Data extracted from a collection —

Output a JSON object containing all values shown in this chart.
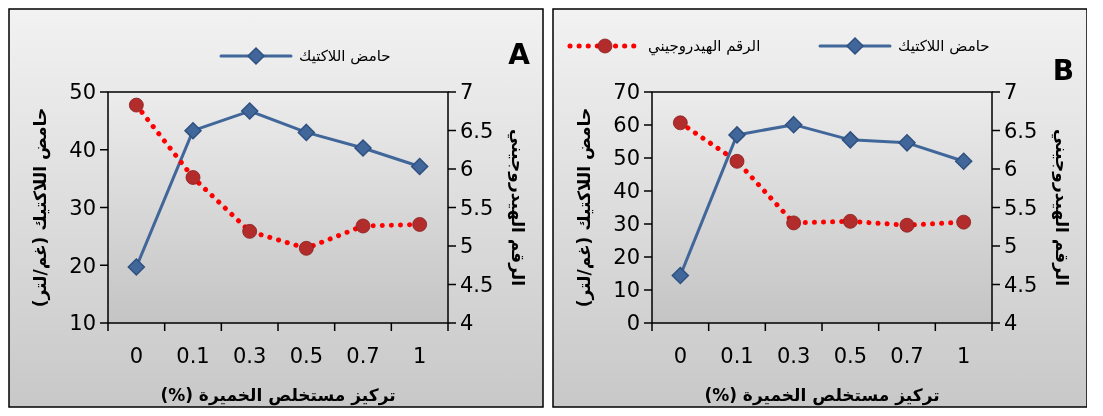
{
  "chart_data": [
    {
      "type": "line",
      "categories": [
        "0",
        "0.1",
        "0.3",
        "0.5",
        "0.7",
        "1"
      ],
      "xlabel": "تركيز مستخلص الخميرة (%)",
      "ylabel": "حامض اللاكتيك (غم/لتر)",
      "y2label": "الرقم الهيدروجيني",
      "ylim": [
        10,
        50
      ],
      "yticks": [
        10,
        20,
        30,
        40,
        50
      ],
      "y2lim": [
        4,
        7
      ],
      "y2ticks": [
        4,
        4.5,
        5,
        5.5,
        6,
        6.5,
        7
      ],
      "legend": "top",
      "grid": false,
      "annotations": [
        "A"
      ],
      "series": [
        {
          "name": "حامض اللاكتيك",
          "color": "#41679a",
          "values": [
            19.7,
            43.3,
            46.7,
            43,
            40.3,
            37.1
          ],
          "marker": "diamond",
          "line_style": "solid"
        },
        {
          "color": "#ff0000",
          "axis": "y2",
          "values": [
            6.83,
            5.89,
            5.19,
            4.97,
            5.26,
            5.28
          ],
          "marker": "circle",
          "line_style": "dotted"
        }
      ]
    },
    {
      "type": "line",
      "categories": [
        "0",
        "0.1",
        "0.3",
        "0.5",
        "0.7",
        "1"
      ],
      "xlabel": "تركيز مستخلص الخميرة (%)",
      "ylabel": "حامض اللاكتيك (غم/لتر)",
      "y2label": "الرقم الهيدروجيني",
      "ylim": [
        0,
        70
      ],
      "yticks": [
        0,
        10,
        20,
        30,
        40,
        50,
        60,
        70
      ],
      "y2lim": [
        4,
        7
      ],
      "y2ticks": [
        4,
        4.5,
        5,
        5.5,
        6,
        6.5,
        7
      ],
      "legend": "top",
      "grid": false,
      "annotations": [
        "B"
      ],
      "series": [
        {
          "name": "حامض اللاكتيك",
          "color": "#41679a",
          "values": [
            14.4,
            57,
            60.1,
            55.5,
            54.6,
            49
          ],
          "marker": "diamond",
          "line_style": "solid"
        },
        {
          "name": "الرقم الهيدروجيني",
          "color": "#ff0000",
          "axis": "y2",
          "values": [
            6.6,
            6.1,
            5.3,
            5.32,
            5.27,
            5.31
          ],
          "marker": "circle",
          "line_style": "dotted"
        }
      ]
    }
  ]
}
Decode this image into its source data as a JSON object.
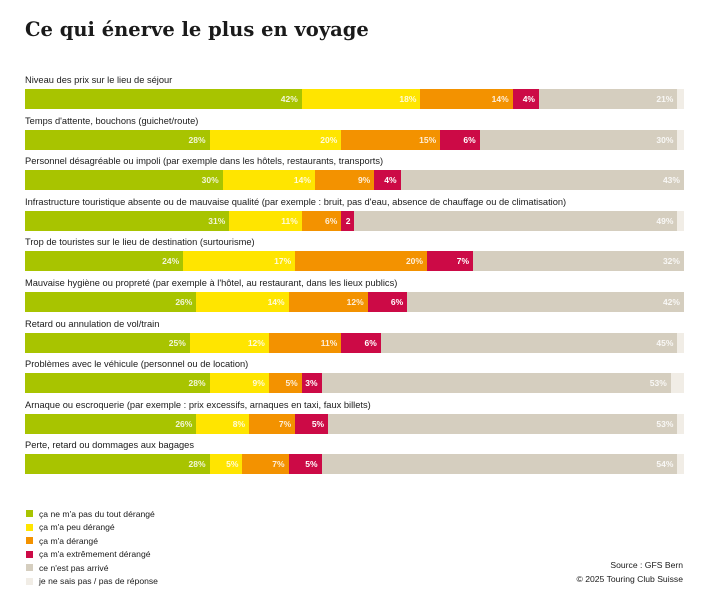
{
  "title": "Ce qui énerve le plus en voyage",
  "chart_data": {
    "type": "bar",
    "orientation": "horizontal",
    "stacked": true,
    "title": "Ce qui énerve le plus en voyage",
    "xlabel": "",
    "ylabel": "",
    "xlim": [
      0,
      100
    ],
    "unit": "%",
    "legend_position": "bottom-left",
    "categories": [
      "Niveau des prix sur le lieu de séjour",
      "Temps d'attente, bouchons (guichet/route)",
      "Personnel désagréable ou impoli (par exemple dans les hôtels, restaurants, transports)",
      "Infrastructure touristique absente ou de mauvaise qualité (par exemple : bruit, pas d'eau, absence de chauffage ou de climatisation)",
      "Trop de touristes sur le lieu de destination (surtourisme)",
      "Mauvaise hygiène ou propreté (par exemple à l'hôtel, au restaurant, dans les lieux publics)",
      "Retard ou annulation de vol/train",
      "Problèmes avec le véhicule (personnel ou de location)",
      "Arnaque ou escroquerie (par exemple : prix excessifs, arnaques en taxi, faux billets)",
      "Perte, retard ou dommages aux bagages"
    ],
    "series": [
      {
        "name": "ça ne m'a pas du tout dérangé",
        "key": "green",
        "color": "#a8c400",
        "values": [
          42,
          28,
          30,
          31,
          24,
          26,
          25,
          28,
          26,
          28
        ],
        "labels": [
          "42%",
          "28%",
          "30%",
          "31%",
          "24%",
          "26%",
          "25%",
          "28%",
          "26%",
          "28%"
        ]
      },
      {
        "name": "ça m'a peu dérangé",
        "key": "yellow",
        "color": "#ffe500",
        "values": [
          18,
          20,
          14,
          11,
          17,
          14,
          12,
          9,
          8,
          5
        ],
        "labels": [
          "18%",
          "20%",
          "14%",
          "11%",
          "17%",
          "14%",
          "12%",
          "9%",
          "8%",
          "5%"
        ]
      },
      {
        "name": "ça m'a dérangé",
        "key": "orange",
        "color": "#f39200",
        "values": [
          14,
          15,
          9,
          6,
          20,
          12,
          11,
          5,
          7,
          7
        ],
        "labels": [
          "14%",
          "15%",
          "9%",
          "6%",
          "20%",
          "12%",
          "11%",
          "5%",
          "7%",
          "7%"
        ]
      },
      {
        "name": "ça m'a extrêmement dérangé",
        "key": "red",
        "color": "#cc0a46",
        "values": [
          4,
          6,
          4,
          2,
          7,
          6,
          6,
          3,
          5,
          5
        ],
        "labels": [
          "4%",
          "6%",
          "4%",
          "2",
          "7%",
          "6%",
          "6%",
          "3%",
          "5%",
          "5%"
        ]
      },
      {
        "name": "ce n'est pas arrivé",
        "key": "beige",
        "color": "#d5cebf",
        "values": [
          21,
          30,
          43,
          49,
          32,
          42,
          45,
          53,
          53,
          54
        ],
        "labels": [
          "21%",
          "30%",
          "43%",
          "49%",
          "32%",
          "42%",
          "45%",
          "53%",
          "53%",
          "54%"
        ]
      },
      {
        "name": "je ne sais pas / pas de réponse",
        "key": "light",
        "color": "#f1ede6",
        "values": [
          1,
          1,
          0,
          1,
          0,
          0,
          1,
          2,
          1,
          1
        ],
        "labels": [
          "",
          "",
          "",
          "",
          "",
          "",
          "",
          "",
          "",
          ""
        ]
      }
    ]
  },
  "legend": [
    {
      "label": "ça ne m'a pas du tout dérangé",
      "color": "#a8c400"
    },
    {
      "label": "ça m'a peu dérangé",
      "color": "#ffe500"
    },
    {
      "label": "ça m'a dérangé",
      "color": "#f39200"
    },
    {
      "label": "ça m'a extrêmement dérangé",
      "color": "#cc0a46"
    },
    {
      "label": "ce n'est pas arrivé",
      "color": "#d5cebf"
    },
    {
      "label": "je ne sais pas / pas de réponse",
      "color": "#f1ede6"
    }
  ],
  "footer": {
    "source": "Source : GFS Bern",
    "copyright": "© 2025 Touring Club Suisse"
  }
}
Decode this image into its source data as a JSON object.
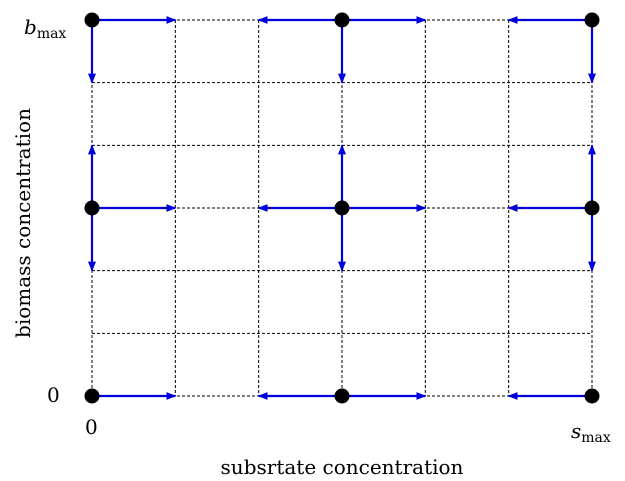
{
  "labels": {
    "y_top_base": "b",
    "y_top_sub": "max",
    "y_zero": "0",
    "x_zero": "0",
    "x_right_base": "s",
    "x_right_sub": "max",
    "y_axis_title": "biomass concentration",
    "x_axis_title": "subsrtate concentration"
  },
  "colors": {
    "arrow": "#0000dd",
    "node": "#000000",
    "grid": "#000000"
  },
  "grid": {
    "columns": 6,
    "rows": 6,
    "line_style": "dashed"
  },
  "nodes": [
    {
      "col": 0,
      "row": 0,
      "arrows": [
        "right",
        "down"
      ]
    },
    {
      "col": 3,
      "row": 0,
      "arrows": [
        "left",
        "right",
        "down"
      ]
    },
    {
      "col": 6,
      "row": 0,
      "arrows": [
        "left",
        "down"
      ]
    },
    {
      "col": 0,
      "row": 3,
      "arrows": [
        "up",
        "right",
        "down"
      ]
    },
    {
      "col": 3,
      "row": 3,
      "arrows": [
        "up",
        "left",
        "right",
        "down"
      ]
    },
    {
      "col": 6,
      "row": 3,
      "arrows": [
        "up",
        "left",
        "down"
      ]
    },
    {
      "col": 0,
      "row": 6,
      "arrows": [
        "right"
      ]
    },
    {
      "col": 3,
      "row": 6,
      "arrows": [
        "left",
        "right"
      ]
    },
    {
      "col": 6,
      "row": 6,
      "arrows": [
        "left"
      ]
    }
  ]
}
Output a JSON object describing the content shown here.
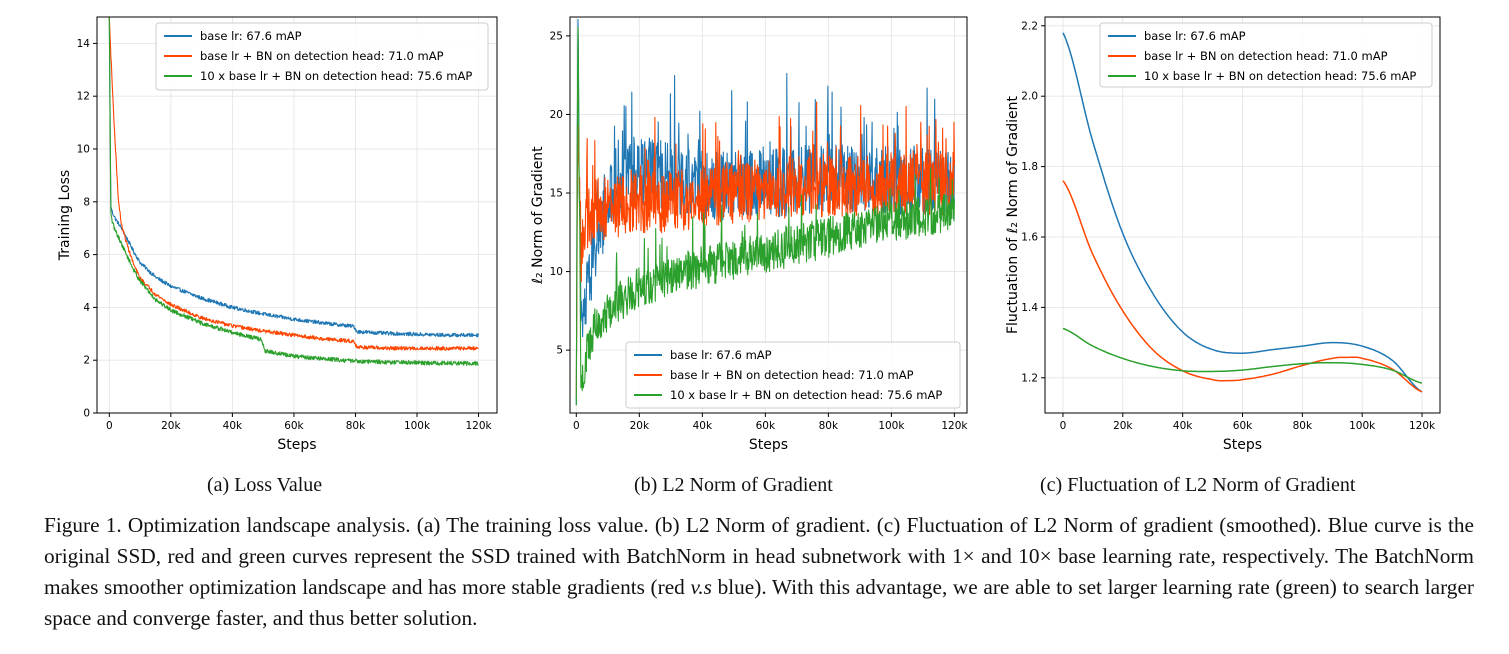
{
  "colors": {
    "blue": "#1f77b4",
    "red": "#ff4500",
    "green": "#2ca02c",
    "grid": "#e3e3e3",
    "axis": "#000000"
  },
  "legend_labels": [
    "base lr: 67.6 mAP",
    "base lr + BN on detection head: 71.0 mAP",
    "10 x base lr + BN on detection head: 75.6 mAP"
  ],
  "chart_data": [
    {
      "id": "a",
      "type": "line",
      "xlabel": "Steps",
      "ylabel": "Training Loss",
      "xlim": [
        -4000,
        126000
      ],
      "ylim": [
        0,
        15
      ],
      "xticks": [
        0,
        20000,
        40000,
        60000,
        80000,
        100000,
        120000
      ],
      "xtick_labels": [
        "0",
        "20k",
        "40k",
        "60k",
        "80k",
        "100k",
        "120k"
      ],
      "yticks": [
        0,
        2,
        4,
        6,
        8,
        10,
        12,
        14
      ],
      "ytick_labels": [
        "0",
        "2",
        "4",
        "6",
        "8",
        "10",
        "12",
        "14"
      ],
      "legend_position": "top-right",
      "grid": true,
      "noisy": true,
      "series": [
        {
          "name": "base lr: 67.6 mAP",
          "color": "#1f77b4",
          "noise": 0.07,
          "x": [
            0,
            500,
            1000,
            2000,
            4000,
            6000,
            8000,
            10000,
            15000,
            20000,
            30000,
            40000,
            50000,
            60000,
            70000,
            79500,
            80500,
            90000,
            100000,
            110000,
            120000
          ],
          "y": [
            15.0,
            7.8,
            7.6,
            7.35,
            7.0,
            6.55,
            6.1,
            5.7,
            5.15,
            4.8,
            4.35,
            4.0,
            3.75,
            3.55,
            3.4,
            3.28,
            3.08,
            3.02,
            2.98,
            2.95,
            2.95
          ]
        },
        {
          "name": "base lr + BN on detection head: 71.0 mAP",
          "color": "#ff4500",
          "noise": 0.07,
          "x": [
            0,
            500,
            1000,
            2000,
            3000,
            4000,
            6000,
            8000,
            10000,
            15000,
            20000,
            30000,
            40000,
            50000,
            60000,
            70000,
            79500,
            80500,
            90000,
            100000,
            110000,
            120000
          ],
          "y": [
            15.0,
            13.6,
            12.3,
            10.0,
            8.0,
            7.1,
            6.3,
            5.6,
            5.1,
            4.5,
            4.1,
            3.6,
            3.3,
            3.1,
            2.95,
            2.8,
            2.72,
            2.5,
            2.45,
            2.45,
            2.45,
            2.45
          ]
        },
        {
          "name": "10 x base lr + BN on detection head: 75.6 mAP",
          "color": "#2ca02c",
          "noise": 0.08,
          "x": [
            0,
            500,
            1000,
            2000,
            4000,
            6000,
            8000,
            10000,
            15000,
            20000,
            30000,
            40000,
            49500,
            50500,
            60000,
            70000,
            80000,
            90000,
            100000,
            110000,
            120000
          ],
          "y": [
            15.0,
            7.6,
            7.2,
            6.9,
            6.4,
            5.9,
            5.4,
            5.0,
            4.3,
            3.9,
            3.4,
            3.05,
            2.78,
            2.35,
            2.15,
            2.05,
            1.97,
            1.93,
            1.9,
            1.88,
            1.88
          ]
        }
      ]
    },
    {
      "id": "b",
      "type": "line",
      "xlabel": "Steps",
      "ylabel": "ℓ₂ Norm of Gradient",
      "xlim": [
        -2000,
        124000
      ],
      "ylim": [
        1,
        26.2
      ],
      "xticks": [
        0,
        20000,
        40000,
        60000,
        80000,
        100000,
        120000
      ],
      "xtick_labels": [
        "0",
        "20k",
        "40k",
        "60k",
        "80k",
        "100k",
        "120k"
      ],
      "yticks": [
        5,
        10,
        15,
        20,
        25
      ],
      "ytick_labels": [
        "5",
        "10",
        "15",
        "20",
        "25"
      ],
      "legend_position": "bottom-right",
      "grid": true,
      "noisy": true,
      "series": [
        {
          "name": "base lr: 67.6 mAP",
          "color": "#1f77b4",
          "noise": 2.2,
          "x": [
            0,
            500,
            1500,
            3000,
            5000,
            8000,
            12000,
            16000,
            20000,
            30000,
            40000,
            50000,
            60000,
            70000,
            80000,
            90000,
            100000,
            110000,
            120000
          ],
          "y": [
            1.5,
            26.0,
            6.0,
            8.0,
            10.5,
            13.0,
            15.0,
            16.5,
            16.5,
            16.0,
            15.5,
            15.5,
            15.6,
            15.8,
            16.0,
            16.0,
            15.8,
            15.8,
            15.5
          ]
        },
        {
          "name": "base lr + BN on detection head: 71.0 mAP",
          "color": "#ff4500",
          "noise": 2.0,
          "x": [
            0,
            500,
            1500,
            3000,
            6000,
            10000,
            20000,
            30000,
            40000,
            50000,
            60000,
            70000,
            80000,
            90000,
            100000,
            110000,
            120000
          ],
          "y": [
            2.0,
            20.0,
            11.0,
            13.0,
            14.0,
            14.0,
            14.3,
            14.5,
            14.8,
            15.0,
            15.2,
            15.4,
            15.5,
            15.5,
            15.6,
            15.6,
            15.6
          ]
        },
        {
          "name": "10 x base lr + BN on detection head: 75.6 mAP",
          "color": "#2ca02c",
          "noise": 1.3,
          "x": [
            0,
            500,
            1500,
            3000,
            6000,
            10000,
            20000,
            30000,
            40000,
            50000,
            60000,
            70000,
            80000,
            90000,
            100000,
            110000,
            120000
          ],
          "y": [
            1.5,
            26.0,
            3.0,
            4.5,
            6.5,
            7.5,
            9.0,
            9.7,
            10.3,
            10.8,
            11.2,
            11.7,
            12.2,
            12.8,
            13.2,
            13.5,
            13.8
          ]
        }
      ]
    },
    {
      "id": "c",
      "type": "line",
      "xlabel": "Steps",
      "ylabel": "Fluctuation of ℓ₂ Norm of Gradient",
      "xlim": [
        -6000,
        126000
      ],
      "ylim": [
        1.1,
        2.225
      ],
      "xticks": [
        0,
        20000,
        40000,
        60000,
        80000,
        100000,
        120000
      ],
      "xtick_labels": [
        "0",
        "20k",
        "40k",
        "60k",
        "80k",
        "100k",
        "120k"
      ],
      "yticks": [
        1.2,
        1.4,
        1.6,
        1.8,
        2.0,
        2.2
      ],
      "ytick_labels": [
        "1.2",
        "1.4",
        "1.6",
        "1.8",
        "2.0",
        "2.2"
      ],
      "legend_position": "top-right",
      "grid": true,
      "noisy": false,
      "series": [
        {
          "name": "base lr: 67.6 mAP",
          "color": "#1f77b4",
          "x": [
            0,
            10000,
            20000,
            30000,
            40000,
            50000,
            60000,
            70000,
            80000,
            90000,
            100000,
            110000,
            120000
          ],
          "y": [
            2.18,
            1.87,
            1.61,
            1.44,
            1.33,
            1.28,
            1.27,
            1.28,
            1.29,
            1.3,
            1.29,
            1.25,
            1.16
          ]
        },
        {
          "name": "base lr + BN on detection head: 71.0 mAP",
          "color": "#ff4500",
          "x": [
            0,
            10000,
            20000,
            30000,
            40000,
            50000,
            55000,
            60000,
            70000,
            80000,
            90000,
            95000,
            100000,
            110000,
            120000
          ],
          "y": [
            1.76,
            1.55,
            1.39,
            1.28,
            1.22,
            1.195,
            1.192,
            1.195,
            1.21,
            1.235,
            1.255,
            1.258,
            1.255,
            1.225,
            1.16
          ]
        },
        {
          "name": "10 x base lr + BN on detection head: 75.6 mAP",
          "color": "#2ca02c",
          "x": [
            0,
            10000,
            20000,
            30000,
            40000,
            50000,
            60000,
            70000,
            80000,
            90000,
            100000,
            110000,
            120000
          ],
          "y": [
            1.34,
            1.29,
            1.255,
            1.232,
            1.22,
            1.218,
            1.222,
            1.232,
            1.24,
            1.243,
            1.238,
            1.222,
            1.185
          ]
        }
      ]
    }
  ],
  "subcaptions": {
    "a": "(a)  Loss Value",
    "b": "(b)  L2 Norm of Gradient",
    "c": "(c)  Fluctuation of L2 Norm of Gradient"
  },
  "caption": {
    "part1": "Figure 1. Optimization landscape analysis. (a) The training loss value. (b) L2 Norm of gradient. (c) Fluctuation of L2 Norm of gradient (smoothed). Blue curve is the original SSD, red and green curves represent the SSD trained with BatchNorm in head subnetwork with 1× and 10× base learning rate, respectively. The BatchNorm makes smoother optimization landscape and has more stable gradients (red ",
    "italic": "v.s",
    "part2": " blue). With this advantage, we are able to set larger learning rate (green) to search larger space and converge faster, and thus better solution."
  }
}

Work to do — Select the lines from the entries that include the word "green".

Response for this exercise —
        "key": "green",
    "green": "#2ca02c",
    "part1": "Figure 1. Optimization landscape analysis. (a) The training loss value. (b) L2 Norm of gradient. (c) Fluctuation of L2 Norm of gradient (smoothed). Blue curve is the original SSD, red and green curves represent the SSD trained with BatchNorm in head subnetwork with 1× and 10× base learning rate, respectively. The BatchNorm makes smoother optimization landscape and has more stable gradients (red ",
    "part2": " blue). With this advantage, we are able to set larger learning rate (green) to search larger space and converge faster, and thus better solution."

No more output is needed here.